◆ Given exercise
Copy the records below exactly as they are written.

◆ Input for this task
====================

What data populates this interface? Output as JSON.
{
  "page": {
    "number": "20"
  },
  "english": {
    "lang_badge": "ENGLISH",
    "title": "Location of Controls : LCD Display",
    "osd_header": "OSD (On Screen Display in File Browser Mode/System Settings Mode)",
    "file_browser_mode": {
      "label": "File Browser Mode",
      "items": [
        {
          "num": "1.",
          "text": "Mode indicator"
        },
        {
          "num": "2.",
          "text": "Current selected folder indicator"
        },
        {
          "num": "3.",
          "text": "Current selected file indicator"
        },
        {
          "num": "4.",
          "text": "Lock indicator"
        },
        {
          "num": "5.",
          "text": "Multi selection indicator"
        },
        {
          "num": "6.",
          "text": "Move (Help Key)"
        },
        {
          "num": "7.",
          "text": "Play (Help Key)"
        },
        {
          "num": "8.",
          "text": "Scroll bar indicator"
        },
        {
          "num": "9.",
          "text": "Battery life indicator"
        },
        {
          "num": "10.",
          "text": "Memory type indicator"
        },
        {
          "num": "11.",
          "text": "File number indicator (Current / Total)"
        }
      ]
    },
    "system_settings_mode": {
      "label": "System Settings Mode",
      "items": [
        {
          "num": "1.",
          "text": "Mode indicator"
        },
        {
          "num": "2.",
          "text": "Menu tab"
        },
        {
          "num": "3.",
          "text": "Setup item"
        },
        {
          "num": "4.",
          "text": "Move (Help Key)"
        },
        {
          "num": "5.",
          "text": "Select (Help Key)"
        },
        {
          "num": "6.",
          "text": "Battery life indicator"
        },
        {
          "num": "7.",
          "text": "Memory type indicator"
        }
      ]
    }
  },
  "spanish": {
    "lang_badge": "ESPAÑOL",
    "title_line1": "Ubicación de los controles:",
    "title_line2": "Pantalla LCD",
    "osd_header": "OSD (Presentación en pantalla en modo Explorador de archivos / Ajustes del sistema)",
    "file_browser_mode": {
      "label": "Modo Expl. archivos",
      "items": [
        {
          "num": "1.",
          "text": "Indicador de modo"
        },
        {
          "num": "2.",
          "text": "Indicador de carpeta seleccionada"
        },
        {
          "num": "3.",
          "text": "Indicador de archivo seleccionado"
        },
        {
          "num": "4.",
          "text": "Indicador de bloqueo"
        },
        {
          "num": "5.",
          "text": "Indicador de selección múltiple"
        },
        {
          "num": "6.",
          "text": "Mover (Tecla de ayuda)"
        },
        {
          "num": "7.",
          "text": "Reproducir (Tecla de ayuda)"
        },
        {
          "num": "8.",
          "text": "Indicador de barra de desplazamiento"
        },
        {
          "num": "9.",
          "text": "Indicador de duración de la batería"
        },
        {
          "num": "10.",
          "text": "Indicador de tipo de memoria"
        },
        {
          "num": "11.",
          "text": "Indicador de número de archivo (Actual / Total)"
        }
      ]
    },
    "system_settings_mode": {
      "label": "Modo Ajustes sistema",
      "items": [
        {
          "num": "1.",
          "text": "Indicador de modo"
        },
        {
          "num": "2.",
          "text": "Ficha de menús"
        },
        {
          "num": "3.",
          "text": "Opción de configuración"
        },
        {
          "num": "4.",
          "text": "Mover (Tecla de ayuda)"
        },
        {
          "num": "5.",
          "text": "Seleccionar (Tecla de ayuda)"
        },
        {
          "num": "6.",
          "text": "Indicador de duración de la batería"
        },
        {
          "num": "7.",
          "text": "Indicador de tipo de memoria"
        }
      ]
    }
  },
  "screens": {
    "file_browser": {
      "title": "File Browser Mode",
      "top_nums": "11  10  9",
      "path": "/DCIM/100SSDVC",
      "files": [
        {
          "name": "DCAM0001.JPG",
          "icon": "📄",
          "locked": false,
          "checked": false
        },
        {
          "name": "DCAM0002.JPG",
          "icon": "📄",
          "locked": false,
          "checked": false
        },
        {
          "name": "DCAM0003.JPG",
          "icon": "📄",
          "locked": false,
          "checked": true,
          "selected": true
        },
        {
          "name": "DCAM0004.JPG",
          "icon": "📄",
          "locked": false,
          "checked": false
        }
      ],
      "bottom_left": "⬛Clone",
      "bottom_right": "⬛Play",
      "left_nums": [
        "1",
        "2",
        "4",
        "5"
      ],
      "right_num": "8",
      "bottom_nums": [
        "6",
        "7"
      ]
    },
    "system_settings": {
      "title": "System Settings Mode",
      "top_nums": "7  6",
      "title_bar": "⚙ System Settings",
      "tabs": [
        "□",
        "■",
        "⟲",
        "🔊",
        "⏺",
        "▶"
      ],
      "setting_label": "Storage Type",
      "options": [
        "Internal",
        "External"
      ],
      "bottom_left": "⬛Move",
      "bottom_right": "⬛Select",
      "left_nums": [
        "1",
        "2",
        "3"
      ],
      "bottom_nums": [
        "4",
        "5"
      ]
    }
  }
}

====================

◆ Response to the task
What data populates this interface? Output as JSON.
{
  "page": {
    "number": "20"
  },
  "english": {
    "lang_badge": "ENGLISH",
    "title": "Location of Controls : LCD Display",
    "osd_header": "OSD (On Screen Display in File Browser Mode/System Settings Mode)",
    "file_browser_mode": {
      "label": "File Browser Mode",
      "items": [
        {
          "num": "1.",
          "text": "Mode indicator"
        },
        {
          "num": "2.",
          "text": "Current selected folder indicator"
        },
        {
          "num": "3.",
          "text": "Current selected file indicator"
        },
        {
          "num": "4.",
          "text": "Lock indicator"
        },
        {
          "num": "5.",
          "text": "Multi selection indicator"
        },
        {
          "num": "6.",
          "text": "Move (Help Key)"
        },
        {
          "num": "7.",
          "text": "Play (Help Key)"
        },
        {
          "num": "8.",
          "text": "Scroll bar indicator"
        },
        {
          "num": "9.",
          "text": "Battery life indicator"
        },
        {
          "num": "10.",
          "text": "Memory type indicator"
        },
        {
          "num": "11.",
          "text": "File number indicator (Current / Total)"
        }
      ]
    },
    "system_settings_mode": {
      "label": "System Settings Mode",
      "items": [
        {
          "num": "1.",
          "text": "Mode indicator"
        },
        {
          "num": "2.",
          "text": "Menu tab"
        },
        {
          "num": "3.",
          "text": "Setup item"
        },
        {
          "num": "4.",
          "text": "Move (Help Key)"
        },
        {
          "num": "5.",
          "text": "Select (Help Key)"
        },
        {
          "num": "6.",
          "text": "Battery life indicator"
        },
        {
          "num": "7.",
          "text": "Memory type indicator"
        }
      ]
    }
  },
  "spanish": {
    "lang_badge": "ESPAÑOL",
    "title_line1": "Ubicación de los controles:",
    "title_line2": "Pantalla LCD",
    "osd_header": "OSD (Presentación en pantalla en modo Explorador de archivos / Ajustes del sistema)",
    "file_browser_mode": {
      "label": "Modo Expl. archivos",
      "items": [
        {
          "num": "1.",
          "text": "Indicador de modo"
        },
        {
          "num": "2.",
          "text": "Indicador de carpeta seleccionada"
        },
        {
          "num": "3.",
          "text": "Indicador de archivo seleccionado"
        },
        {
          "num": "4.",
          "text": "Indicador de bloqueo"
        },
        {
          "num": "5.",
          "text": "Indicador de selección múltiple"
        },
        {
          "num": "6.",
          "text": "Mover (Tecla de ayuda)"
        },
        {
          "num": "7.",
          "text": "Reproducir (Tecla de ayuda)"
        },
        {
          "num": "8.",
          "text": "Indicador de barra de desplazamiento"
        },
        {
          "num": "9.",
          "text": "Indicador de duración de la batería"
        },
        {
          "num": "10.",
          "text": "Indicador de tipo de memoria"
        },
        {
          "num": "11.",
          "text": "Indicador de número de archivo (Actual / Total)"
        }
      ]
    },
    "system_settings_mode": {
      "label": "Modo Ajustes sistema",
      "items": [
        {
          "num": "1.",
          "text": "Indicador de modo"
        },
        {
          "num": "2.",
          "text": "Ficha de menús"
        },
        {
          "num": "3.",
          "text": "Opción de configuración"
        },
        {
          "num": "4.",
          "text": "Mover (Tecla de ayuda)"
        },
        {
          "num": "5.",
          "text": "Seleccionar (Tecla de ayuda)"
        },
        {
          "num": "6.",
          "text": "Indicador de duración de la batería"
        },
        {
          "num": "7.",
          "text": "Indicador de tipo de memoria"
        }
      ]
    }
  },
  "screens": {
    "file_browser": {
      "title": "File Browser Mode",
      "top_nums": "11  10  9",
      "path": "/DCIM/100SSDVC",
      "files": [
        {
          "name": "DCAM0001.JPG",
          "icon": "📄",
          "locked": false,
          "checked": false
        },
        {
          "name": "DCAM0002.JPG",
          "icon": "📄",
          "locked": false,
          "checked": false
        },
        {
          "name": "DCAM0003.JPG",
          "icon": "📄",
          "locked": false,
          "checked": true,
          "selected": true
        },
        {
          "name": "DCAM0004.JPG",
          "icon": "📄",
          "locked": false,
          "checked": false
        }
      ],
      "bottom_left": "⬛Clone",
      "bottom_right": "⬛Play",
      "left_nums": [
        "1",
        "2",
        "4",
        "5"
      ],
      "right_num": "8",
      "bottom_nums": [
        "6",
        "7"
      ]
    },
    "system_settings": {
      "title": "System Settings Mode",
      "top_nums": "7  6",
      "title_bar": "⚙ System Settings",
      "tabs": [
        "□",
        "■",
        "⟲",
        "🔊",
        "⏺",
        "▶"
      ],
      "setting_label": "Storage Type",
      "options": [
        "Internal",
        "External"
      ],
      "bottom_left": "⬛Move",
      "bottom_right": "⬛Select",
      "left_nums": [
        "1",
        "2",
        "3"
      ],
      "bottom_nums": [
        "4",
        "5"
      ]
    }
  }
}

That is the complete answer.